### Given task
The answer is one number: how many lines hold the string "text".

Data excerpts

— begin —

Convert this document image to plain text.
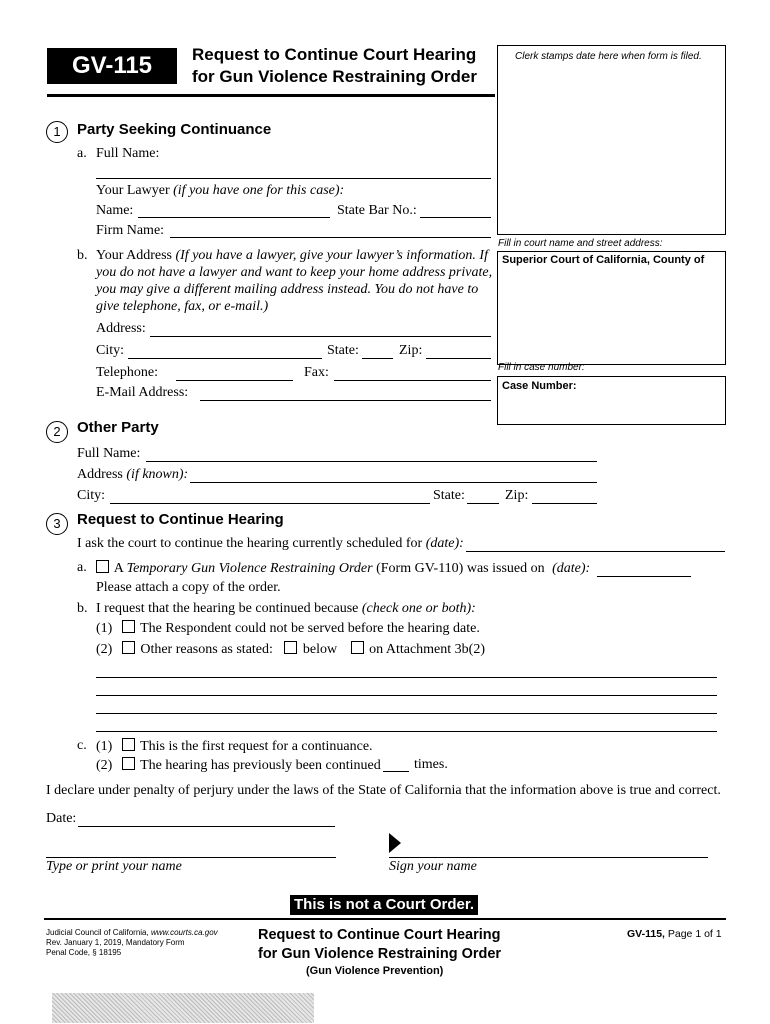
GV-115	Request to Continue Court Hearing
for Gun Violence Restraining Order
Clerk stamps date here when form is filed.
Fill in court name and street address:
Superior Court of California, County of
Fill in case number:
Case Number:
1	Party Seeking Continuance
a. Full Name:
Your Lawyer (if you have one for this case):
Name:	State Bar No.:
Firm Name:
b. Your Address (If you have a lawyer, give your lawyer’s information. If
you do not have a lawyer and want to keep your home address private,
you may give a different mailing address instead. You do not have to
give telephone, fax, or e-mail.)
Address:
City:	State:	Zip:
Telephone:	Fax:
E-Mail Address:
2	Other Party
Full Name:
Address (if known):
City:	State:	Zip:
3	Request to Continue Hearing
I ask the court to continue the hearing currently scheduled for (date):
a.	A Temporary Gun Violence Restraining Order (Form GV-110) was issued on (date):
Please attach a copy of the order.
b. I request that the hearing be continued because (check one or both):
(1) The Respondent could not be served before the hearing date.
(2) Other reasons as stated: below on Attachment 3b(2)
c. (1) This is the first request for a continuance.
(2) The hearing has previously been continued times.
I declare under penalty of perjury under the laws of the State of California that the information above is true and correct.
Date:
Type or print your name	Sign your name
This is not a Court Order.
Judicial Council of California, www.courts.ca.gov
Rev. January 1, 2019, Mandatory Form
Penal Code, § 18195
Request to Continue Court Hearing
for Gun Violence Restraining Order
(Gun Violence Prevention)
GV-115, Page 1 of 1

— end —
— begin —

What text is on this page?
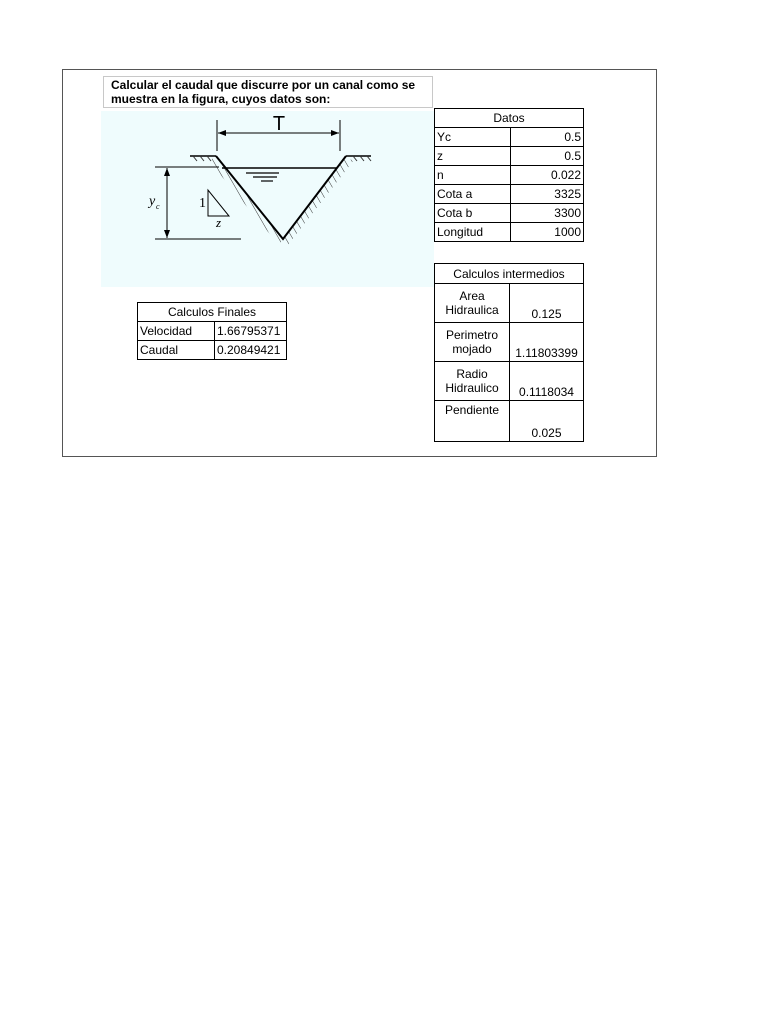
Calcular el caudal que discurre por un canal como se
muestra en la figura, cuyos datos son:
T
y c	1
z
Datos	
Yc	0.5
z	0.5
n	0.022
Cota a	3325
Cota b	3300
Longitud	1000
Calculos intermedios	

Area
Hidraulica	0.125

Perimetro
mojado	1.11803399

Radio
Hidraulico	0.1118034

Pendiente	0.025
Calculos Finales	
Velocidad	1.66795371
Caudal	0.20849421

— end —

### Finished task
2